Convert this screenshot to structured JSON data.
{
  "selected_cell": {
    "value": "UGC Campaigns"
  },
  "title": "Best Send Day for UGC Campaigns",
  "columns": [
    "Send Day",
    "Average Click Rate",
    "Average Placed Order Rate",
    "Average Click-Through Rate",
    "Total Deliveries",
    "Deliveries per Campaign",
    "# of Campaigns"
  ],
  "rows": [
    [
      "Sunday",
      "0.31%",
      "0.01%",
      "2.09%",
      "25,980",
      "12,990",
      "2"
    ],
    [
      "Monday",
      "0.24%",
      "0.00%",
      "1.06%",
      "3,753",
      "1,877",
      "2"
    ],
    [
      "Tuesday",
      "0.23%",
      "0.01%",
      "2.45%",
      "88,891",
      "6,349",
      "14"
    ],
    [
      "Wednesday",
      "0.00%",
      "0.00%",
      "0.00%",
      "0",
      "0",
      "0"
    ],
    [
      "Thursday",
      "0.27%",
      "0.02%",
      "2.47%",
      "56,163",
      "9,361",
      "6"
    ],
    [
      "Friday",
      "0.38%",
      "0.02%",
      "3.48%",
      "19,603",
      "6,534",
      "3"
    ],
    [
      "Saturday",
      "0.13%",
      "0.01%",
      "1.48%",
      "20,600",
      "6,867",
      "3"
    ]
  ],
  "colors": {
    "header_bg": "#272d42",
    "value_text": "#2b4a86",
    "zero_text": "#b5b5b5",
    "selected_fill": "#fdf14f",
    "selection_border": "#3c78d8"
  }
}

WHAT YOU SHOULD DO: Could you reproduce every record above exactly as it appears?

EXPECTED ANSWER:
Convert this screenshot to structured JSON data.
{
  "selected_cell": {
    "value": "UGC Campaigns"
  },
  "title": "Best Send Day for UGC Campaigns",
  "columns": [
    "Send Day",
    "Average Click Rate",
    "Average Placed Order Rate",
    "Average Click-Through Rate",
    "Total Deliveries",
    "Deliveries per Campaign",
    "# of Campaigns"
  ],
  "rows": [
    [
      "Sunday",
      "0.31%",
      "0.01%",
      "2.09%",
      "25,980",
      "12,990",
      "2"
    ],
    [
      "Monday",
      "0.24%",
      "0.00%",
      "1.06%",
      "3,753",
      "1,877",
      "2"
    ],
    [
      "Tuesday",
      "0.23%",
      "0.01%",
      "2.45%",
      "88,891",
      "6,349",
      "14"
    ],
    [
      "Wednesday",
      "0.00%",
      "0.00%",
      "0.00%",
      "0",
      "0",
      "0"
    ],
    [
      "Thursday",
      "0.27%",
      "0.02%",
      "2.47%",
      "56,163",
      "9,361",
      "6"
    ],
    [
      "Friday",
      "0.38%",
      "0.02%",
      "3.48%",
      "19,603",
      "6,534",
      "3"
    ],
    [
      "Saturday",
      "0.13%",
      "0.01%",
      "1.48%",
      "20,600",
      "6,867",
      "3"
    ]
  ],
  "colors": {
    "header_bg": "#272d42",
    "value_text": "#2b4a86",
    "zero_text": "#b5b5b5",
    "selected_fill": "#fdf14f",
    "selection_border": "#3c78d8"
  }
}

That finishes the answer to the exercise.